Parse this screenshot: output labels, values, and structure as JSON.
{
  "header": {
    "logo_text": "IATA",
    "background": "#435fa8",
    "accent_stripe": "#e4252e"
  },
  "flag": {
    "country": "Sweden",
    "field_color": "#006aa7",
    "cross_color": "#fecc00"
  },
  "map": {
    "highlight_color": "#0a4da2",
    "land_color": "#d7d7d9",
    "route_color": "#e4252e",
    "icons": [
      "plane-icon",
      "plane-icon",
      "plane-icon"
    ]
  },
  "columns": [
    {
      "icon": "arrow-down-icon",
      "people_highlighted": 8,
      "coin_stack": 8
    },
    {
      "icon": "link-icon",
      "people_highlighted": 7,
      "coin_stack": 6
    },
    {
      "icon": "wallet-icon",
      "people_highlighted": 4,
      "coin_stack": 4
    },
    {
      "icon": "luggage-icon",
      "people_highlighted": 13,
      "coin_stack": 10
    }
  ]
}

+ + + + +

■ WRITTEN PROBLEM
Every entry above should be retyped exactly as shown.

■ THE RESPONSE
Parse this screenshot: output labels, values, and structure as JSON.
{
  "header": {
    "logo_text": "IATA",
    "background": "#435fa8",
    "accent_stripe": "#e4252e"
  },
  "flag": {
    "country": "Sweden",
    "field_color": "#006aa7",
    "cross_color": "#fecc00"
  },
  "map": {
    "highlight_color": "#0a4da2",
    "land_color": "#d7d7d9",
    "route_color": "#e4252e",
    "icons": [
      "plane-icon",
      "plane-icon",
      "plane-icon"
    ]
  },
  "columns": [
    {
      "icon": "arrow-down-icon",
      "people_highlighted": 8,
      "coin_stack": 8
    },
    {
      "icon": "link-icon",
      "people_highlighted": 7,
      "coin_stack": 6
    },
    {
      "icon": "wallet-icon",
      "people_highlighted": 4,
      "coin_stack": 4
    },
    {
      "icon": "luggage-icon",
      "people_highlighted": 13,
      "coin_stack": 10
    }
  ]
}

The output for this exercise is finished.